→ **TASK**: Review the material line by line. Identify and copy every line that contains the string "icon".

(Extracted data entries)
◇ ◇ ◇ ◇ ◇ ◇ ◇

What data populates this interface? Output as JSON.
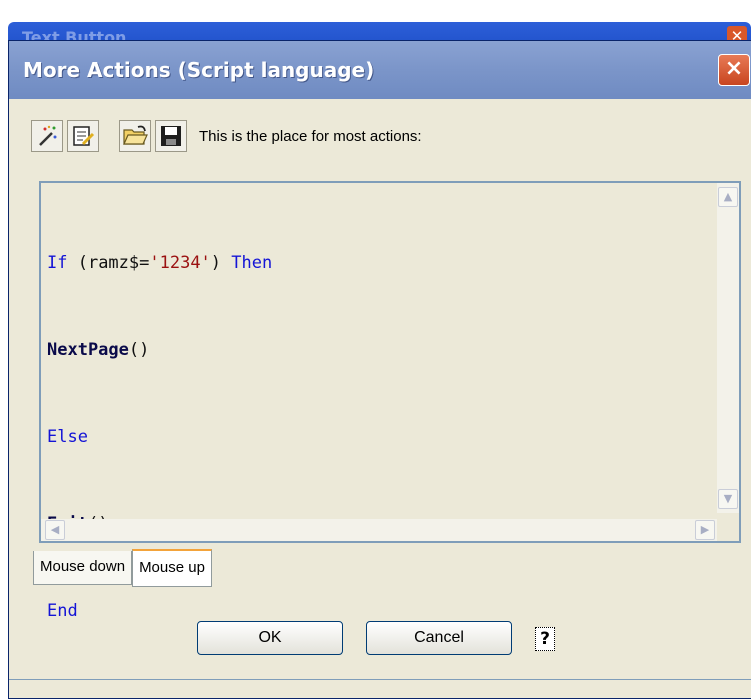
{
  "background_window": {
    "title": "Text Button"
  },
  "dialog": {
    "title": "More Actions (Script language)",
    "close_label": "×"
  },
  "toolbar": {
    "buttons": [
      {
        "name": "wand-icon"
      },
      {
        "name": "edit-page-icon"
      },
      {
        "name": "open-folder-icon"
      },
      {
        "name": "save-disk-icon"
      }
    ],
    "label": "This is the place for most actions:"
  },
  "editor": {
    "lines": [
      {
        "kw1": "If",
        "plain": " (ramz$=",
        "str": "'1234'",
        "plain2": ") ",
        "kw2": "Then"
      },
      {
        "fn": "NextPage",
        "plain": "()"
      },
      {
        "kw": "Else"
      },
      {
        "fn": "Exit",
        "plain": "()"
      },
      {
        "kw": "End"
      }
    ]
  },
  "tabs": [
    {
      "label": "Mouse down",
      "active": false
    },
    {
      "label": "Mouse up",
      "active": true
    }
  ],
  "buttons": {
    "ok": "OK",
    "cancel": "Cancel",
    "help": "?"
  },
  "colors": {
    "keyword": "#1414d6",
    "string": "#9b1111",
    "function": "#0a0a4a",
    "title_bar": "#7b95c9"
  }
}
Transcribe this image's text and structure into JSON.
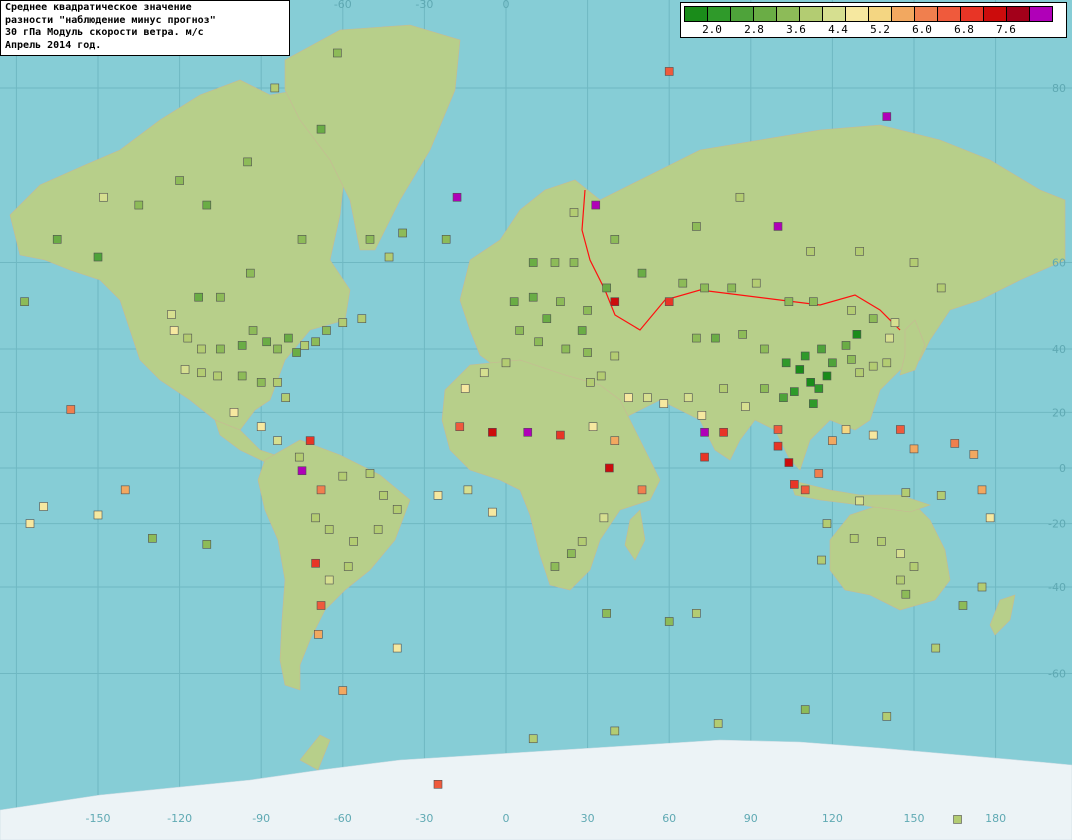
{
  "title_lines": [
    "Среднее квадратическое значение",
    "разности \"наблюдение минус прогноз\"",
    "30 гПа Модуль скорости ветра. м/с",
    "Апрель 2014 год."
  ],
  "legend": {
    "colors": [
      "#1a8c1a",
      "#2f9a2a",
      "#4ea33a",
      "#6aad45",
      "#8dbb58",
      "#b3cc72",
      "#d6df90",
      "#f6e8a0",
      "#f4d682",
      "#f2a860",
      "#f07f4e",
      "#ef5a3c",
      "#e83526",
      "#cc0c0c",
      "#a3001a",
      "#b000b8"
    ],
    "tick_labels": [
      "2.0",
      "2.8",
      "3.6",
      "4.4",
      "5.2",
      "6.0",
      "6.8",
      "7.6"
    ]
  },
  "axes": {
    "lon_labels": [
      "-150",
      "-120",
      "-90",
      "-60",
      "-30",
      "0",
      "30",
      "60",
      "90",
      "120",
      "150",
      "180"
    ],
    "lat_labels": [
      "80",
      "60",
      "40",
      "20",
      "0",
      "-20",
      "-40",
      "-60"
    ],
    "top_lon_labels": [
      "-60",
      "-30",
      "0"
    ]
  },
  "chart_data": {
    "type": "scatter",
    "title": "Среднее квадратическое значение разности \"наблюдение минус прогноз\" 30 гПа Модуль скорости ветра. м/с Апрель 2014 год.",
    "legend_ticks": [
      2.0,
      2.8,
      3.6,
      4.4,
      5.2,
      6.0,
      6.8,
      7.6
    ],
    "color_bins": 16,
    "xlim": [
      -180,
      180
    ],
    "ylim": [
      -80,
      85
    ],
    "projection": "mercator",
    "stations": [
      {
        "lon": -148,
        "lat": 70,
        "v": 4.2
      },
      {
        "lon": -135,
        "lat": 69,
        "v": 3.4
      },
      {
        "lon": -120,
        "lat": 72,
        "v": 3.2
      },
      {
        "lon": -110,
        "lat": 69,
        "v": 3.0
      },
      {
        "lon": -95,
        "lat": 74,
        "v": 3.4
      },
      {
        "lon": -85,
        "lat": 80,
        "v": 3.6
      },
      {
        "lon": -62,
        "lat": 82,
        "v": 3.4
      },
      {
        "lon": -68,
        "lat": 77,
        "v": 3.0
      },
      {
        "lon": -75,
        "lat": 64,
        "v": 3.4
      },
      {
        "lon": -94,
        "lat": 58,
        "v": 3.5
      },
      {
        "lon": -105,
        "lat": 53,
        "v": 3.4
      },
      {
        "lon": -113,
        "lat": 53,
        "v": 3.0
      },
      {
        "lon": -123,
        "lat": 49,
        "v": 4.2
      },
      {
        "lon": -122,
        "lat": 45,
        "v": 4.4
      },
      {
        "lon": -117,
        "lat": 43,
        "v": 3.8
      },
      {
        "lon": -112,
        "lat": 40,
        "v": 3.6
      },
      {
        "lon": -105,
        "lat": 40,
        "v": 3.4
      },
      {
        "lon": -97,
        "lat": 41,
        "v": 3.0
      },
      {
        "lon": -93,
        "lat": 45,
        "v": 3.2
      },
      {
        "lon": -88,
        "lat": 42,
        "v": 3.0
      },
      {
        "lon": -84,
        "lat": 40,
        "v": 3.2
      },
      {
        "lon": -80,
        "lat": 43,
        "v": 2.9
      },
      {
        "lon": -77,
        "lat": 39,
        "v": 3.0
      },
      {
        "lon": -74,
        "lat": 41,
        "v": 3.6
      },
      {
        "lon": -70,
        "lat": 42,
        "v": 3.4
      },
      {
        "lon": -66,
        "lat": 45,
        "v": 3.2
      },
      {
        "lon": -60,
        "lat": 47,
        "v": 3.6
      },
      {
        "lon": -53,
        "lat": 48,
        "v": 3.8
      },
      {
        "lon": -97,
        "lat": 32,
        "v": 3.4
      },
      {
        "lon": -90,
        "lat": 30,
        "v": 3.2
      },
      {
        "lon": -84,
        "lat": 30,
        "v": 3.6
      },
      {
        "lon": -81,
        "lat": 25,
        "v": 3.8
      },
      {
        "lon": -106,
        "lat": 32,
        "v": 3.6
      },
      {
        "lon": -112,
        "lat": 33,
        "v": 4.0
      },
      {
        "lon": -118,
        "lat": 34,
        "v": 4.2
      },
      {
        "lon": -100,
        "lat": 20,
        "v": 4.4
      },
      {
        "lon": -90,
        "lat": 15,
        "v": 4.6
      },
      {
        "lon": -84,
        "lat": 10,
        "v": 4.2
      },
      {
        "lon": -76,
        "lat": 4,
        "v": 3.8
      },
      {
        "lon": -72,
        "lat": 10,
        "v": 6.8
      },
      {
        "lon": -75,
        "lat": -1,
        "v": 7.6
      },
      {
        "lon": -68,
        "lat": -8,
        "v": 5.8
      },
      {
        "lon": -60,
        "lat": -3,
        "v": 3.6
      },
      {
        "lon": -50,
        "lat": -2,
        "v": 4.0
      },
      {
        "lon": -45,
        "lat": -10,
        "v": 3.6
      },
      {
        "lon": -40,
        "lat": -15,
        "v": 3.8
      },
      {
        "lon": -47,
        "lat": -22,
        "v": 3.6
      },
      {
        "lon": -56,
        "lat": -26,
        "v": 3.8
      },
      {
        "lon": -65,
        "lat": -22,
        "v": 4.0
      },
      {
        "lon": -70,
        "lat": -18,
        "v": 3.6
      },
      {
        "lon": -58,
        "lat": -34,
        "v": 3.6
      },
      {
        "lon": -65,
        "lat": -38,
        "v": 4.2
      },
      {
        "lon": -70,
        "lat": -33,
        "v": 6.6
      },
      {
        "lon": -68,
        "lat": -45,
        "v": 6.0
      },
      {
        "lon": -69,
        "lat": -52,
        "v": 5.6
      },
      {
        "lon": -60,
        "lat": -63,
        "v": 5.6
      },
      {
        "lon": -22,
        "lat": 64,
        "v": 3.2
      },
      {
        "lon": -18,
        "lat": 70,
        "v": 7.6
      },
      {
        "lon": -38,
        "lat": 65,
        "v": 3.4
      },
      {
        "lon": -50,
        "lat": 64,
        "v": 3.2
      },
      {
        "lon": -43,
        "lat": 61,
        "v": 3.6
      },
      {
        "lon": -15,
        "lat": 28,
        "v": 4.4
      },
      {
        "lon": -17,
        "lat": 15,
        "v": 6.0
      },
      {
        "lon": -5,
        "lat": 13,
        "v": 7.0
      },
      {
        "lon": 8,
        "lat": 13,
        "v": 7.6
      },
      {
        "lon": 20,
        "lat": 12,
        "v": 6.4
      },
      {
        "lon": -8,
        "lat": 33,
        "v": 4.2
      },
      {
        "lon": 0,
        "lat": 36,
        "v": 3.6
      },
      {
        "lon": 3,
        "lat": 52,
        "v": 3.0
      },
      {
        "lon": 10,
        "lat": 53,
        "v": 3.0
      },
      {
        "lon": 20,
        "lat": 52,
        "v": 3.2
      },
      {
        "lon": 15,
        "lat": 48,
        "v": 3.0
      },
      {
        "lon": 5,
        "lat": 45,
        "v": 3.4
      },
      {
        "lon": 12,
        "lat": 42,
        "v": 3.2
      },
      {
        "lon": 22,
        "lat": 40,
        "v": 3.4
      },
      {
        "lon": 28,
        "lat": 45,
        "v": 3.0
      },
      {
        "lon": 30,
        "lat": 50,
        "v": 3.2
      },
      {
        "lon": 37,
        "lat": 55,
        "v": 3.0
      },
      {
        "lon": 25,
        "lat": 60,
        "v": 3.4
      },
      {
        "lon": 18,
        "lat": 60,
        "v": 3.2
      },
      {
        "lon": 10,
        "lat": 60,
        "v": 3.0
      },
      {
        "lon": 25,
        "lat": 68,
        "v": 3.6
      },
      {
        "lon": 33,
        "lat": 69,
        "v": 7.6
      },
      {
        "lon": 30,
        "lat": 39,
        "v": 3.4
      },
      {
        "lon": 40,
        "lat": 38,
        "v": 3.6
      },
      {
        "lon": 35,
        "lat": 32,
        "v": 4.0
      },
      {
        "lon": 31,
        "lat": 30,
        "v": 3.8
      },
      {
        "lon": 32,
        "lat": 15,
        "v": 4.8
      },
      {
        "lon": 40,
        "lat": 10,
        "v": 5.6
      },
      {
        "lon": 38,
        "lat": 0,
        "v": 7.0
      },
      {
        "lon": 45,
        "lat": 25,
        "v": 4.4
      },
      {
        "lon": 52,
        "lat": 25,
        "v": 4.2
      },
      {
        "lon": 50,
        "lat": -8,
        "v": 5.8
      },
      {
        "lon": 36,
        "lat": -18,
        "v": 4.2
      },
      {
        "lon": 28,
        "lat": -26,
        "v": 3.6
      },
      {
        "lon": 18,
        "lat": -34,
        "v": 3.4
      },
      {
        "lon": 24,
        "lat": -30,
        "v": 3.2
      },
      {
        "lon": 58,
        "lat": 23,
        "v": 4.4
      },
      {
        "lon": 67,
        "lat": 25,
        "v": 4.2
      },
      {
        "lon": 72,
        "lat": 19,
        "v": 4.6
      },
      {
        "lon": 73,
        "lat": 13,
        "v": 7.6
      },
      {
        "lon": 80,
        "lat": 13,
        "v": 6.8
      },
      {
        "lon": 73,
        "lat": 4,
        "v": 6.4
      },
      {
        "lon": 80,
        "lat": 28,
        "v": 3.6
      },
      {
        "lon": 88,
        "lat": 22,
        "v": 4.2
      },
      {
        "lon": 95,
        "lat": 28,
        "v": 3.2
      },
      {
        "lon": 100,
        "lat": 14,
        "v": 6.0
      },
      {
        "lon": 100,
        "lat": 8,
        "v": 6.8
      },
      {
        "lon": 104,
        "lat": 2,
        "v": 7.2
      },
      {
        "lon": 106,
        "lat": -6,
        "v": 6.4
      },
      {
        "lon": 110,
        "lat": -8,
        "v": 6.0
      },
      {
        "lon": 115,
        "lat": -2,
        "v": 5.8
      },
      {
        "lon": 120,
        "lat": 10,
        "v": 5.2
      },
      {
        "lon": 125,
        "lat": 14,
        "v": 5.0
      },
      {
        "lon": 135,
        "lat": 12,
        "v": 4.6
      },
      {
        "lon": 145,
        "lat": 14,
        "v": 6.0
      },
      {
        "lon": 150,
        "lat": 7,
        "v": 5.6
      },
      {
        "lon": 165,
        "lat": 9,
        "v": 5.8
      },
      {
        "lon": 172,
        "lat": 5,
        "v": 5.6
      },
      {
        "lon": 175,
        "lat": -8,
        "v": 5.4
      },
      {
        "lon": 178,
        "lat": -18,
        "v": 4.4
      },
      {
        "lon": 160,
        "lat": -10,
        "v": 3.6
      },
      {
        "lon": 147,
        "lat": -9,
        "v": 4.0
      },
      {
        "lon": 130,
        "lat": -12,
        "v": 4.2
      },
      {
        "lon": 118,
        "lat": -20,
        "v": 3.8
      },
      {
        "lon": 128,
        "lat": -25,
        "v": 4.0
      },
      {
        "lon": 138,
        "lat": -26,
        "v": 3.8
      },
      {
        "lon": 145,
        "lat": -30,
        "v": 4.2
      },
      {
        "lon": 150,
        "lat": -34,
        "v": 3.6
      },
      {
        "lon": 145,
        "lat": -38,
        "v": 3.8
      },
      {
        "lon": 116,
        "lat": -32,
        "v": 3.6
      },
      {
        "lon": 147,
        "lat": -42,
        "v": 3.4
      },
      {
        "lon": 168,
        "lat": -45,
        "v": 3.4
      },
      {
        "lon": 175,
        "lat": -40,
        "v": 3.6
      },
      {
        "lon": 158,
        "lat": -55,
        "v": 3.6
      },
      {
        "lon": 65,
        "lat": 56,
        "v": 3.4
      },
      {
        "lon": 73,
        "lat": 55,
        "v": 3.2
      },
      {
        "lon": 83,
        "lat": 55,
        "v": 3.4
      },
      {
        "lon": 92,
        "lat": 56,
        "v": 3.6
      },
      {
        "lon": 104,
        "lat": 52,
        "v": 3.2
      },
      {
        "lon": 113,
        "lat": 52,
        "v": 3.4
      },
      {
        "lon": 127,
        "lat": 50,
        "v": 3.6
      },
      {
        "lon": 135,
        "lat": 48,
        "v": 3.4
      },
      {
        "lon": 70,
        "lat": 66,
        "v": 3.4
      },
      {
        "lon": 86,
        "lat": 70,
        "v": 3.6
      },
      {
        "lon": 100,
        "lat": 66,
        "v": 7.6
      },
      {
        "lon": 112,
        "lat": 62,
        "v": 3.6
      },
      {
        "lon": 130,
        "lat": 62,
        "v": 3.8
      },
      {
        "lon": 150,
        "lat": 60,
        "v": 3.6
      },
      {
        "lon": 160,
        "lat": 55,
        "v": 4.0
      },
      {
        "lon": 143,
        "lat": 47,
        "v": 4.2
      },
      {
        "lon": 140,
        "lat": 78,
        "v": 7.6
      },
      {
        "lon": 60,
        "lat": 81,
        "v": 6.0
      },
      {
        "lon": 40,
        "lat": 64,
        "v": 3.2
      },
      {
        "lon": 50,
        "lat": 58,
        "v": 3.0
      },
      {
        "lon": 40,
        "lat": 52,
        "v": 7.0
      },
      {
        "lon": 60,
        "lat": 52,
        "v": 6.8
      },
      {
        "lon": 70,
        "lat": 43,
        "v": 3.2
      },
      {
        "lon": 77,
        "lat": 43,
        "v": 3.0
      },
      {
        "lon": 87,
        "lat": 44,
        "v": 3.2
      },
      {
        "lon": 95,
        "lat": 40,
        "v": 3.4
      },
      {
        "lon": 103,
        "lat": 36,
        "v": 2.4
      },
      {
        "lon": 108,
        "lat": 34,
        "v": 2.0
      },
      {
        "lon": 112,
        "lat": 30,
        "v": 2.0
      },
      {
        "lon": 115,
        "lat": 28,
        "v": 2.2
      },
      {
        "lon": 118,
        "lat": 32,
        "v": 2.0
      },
      {
        "lon": 113,
        "lat": 23,
        "v": 2.2
      },
      {
        "lon": 106,
        "lat": 27,
        "v": 2.4
      },
      {
        "lon": 102,
        "lat": 25,
        "v": 2.6
      },
      {
        "lon": 110,
        "lat": 38,
        "v": 2.4
      },
      {
        "lon": 116,
        "lat": 40,
        "v": 2.6
      },
      {
        "lon": 120,
        "lat": 36,
        "v": 2.8
      },
      {
        "lon": 125,
        "lat": 41,
        "v": 3.0
      },
      {
        "lon": 127,
        "lat": 37,
        "v": 3.4
      },
      {
        "lon": 130,
        "lat": 33,
        "v": 3.6
      },
      {
        "lon": 135,
        "lat": 35,
        "v": 3.8
      },
      {
        "lon": 140,
        "lat": 36,
        "v": 4.0
      },
      {
        "lon": 141,
        "lat": 43,
        "v": 4.2
      },
      {
        "lon": 129,
        "lat": 44,
        "v": 2.0
      },
      {
        "lon": -160,
        "lat": 21,
        "v": 5.8
      },
      {
        "lon": -150,
        "lat": 61,
        "v": 2.8
      },
      {
        "lon": -165,
        "lat": 64,
        "v": 3.0
      },
      {
        "lon": -177,
        "lat": 52,
        "v": 3.2
      },
      {
        "lon": -140,
        "lat": -8,
        "v": 5.6
      },
      {
        "lon": -150,
        "lat": -17,
        "v": 4.6
      },
      {
        "lon": -130,
        "lat": -25,
        "v": 3.4
      },
      {
        "lon": -110,
        "lat": -27,
        "v": 3.2
      },
      {
        "lon": -175,
        "lat": -20,
        "v": 4.8
      },
      {
        "lon": -170,
        "lat": -14,
        "v": 4.4
      },
      {
        "lon": -25,
        "lat": -10,
        "v": 4.4
      },
      {
        "lon": -5,
        "lat": -16,
        "v": 4.4
      },
      {
        "lon": -14,
        "lat": -8,
        "v": 4.2
      },
      {
        "lon": -40,
        "lat": -55,
        "v": 4.6
      },
      {
        "lon": 10,
        "lat": -70,
        "v": 4.0
      },
      {
        "lon": 40,
        "lat": -69,
        "v": 3.8
      },
      {
        "lon": 78,
        "lat": -68,
        "v": 3.6
      },
      {
        "lon": 110,
        "lat": -66,
        "v": 3.4
      },
      {
        "lon": 140,
        "lat": -67,
        "v": 3.6
      },
      {
        "lon": 166,
        "lat": -78,
        "v": 3.8
      },
      {
        "lon": -25,
        "lat": -75,
        "v": 6.2
      },
      {
        "lon": 60,
        "lat": -49,
        "v": 3.4
      },
      {
        "lon": 70,
        "lat": -47,
        "v": 3.6
      },
      {
        "lon": 37,
        "lat": -47,
        "v": 3.4
      }
    ]
  }
}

◇ ◇ ◇ ◇ ◇ ◇ ◇

→ **SOLUTION TO THIS EXERCISE**:
        "name": "wand-icon"
        "name": "edit-page-icon"
        "name": "open-folder-icon"
        "name": "save-disk-icon"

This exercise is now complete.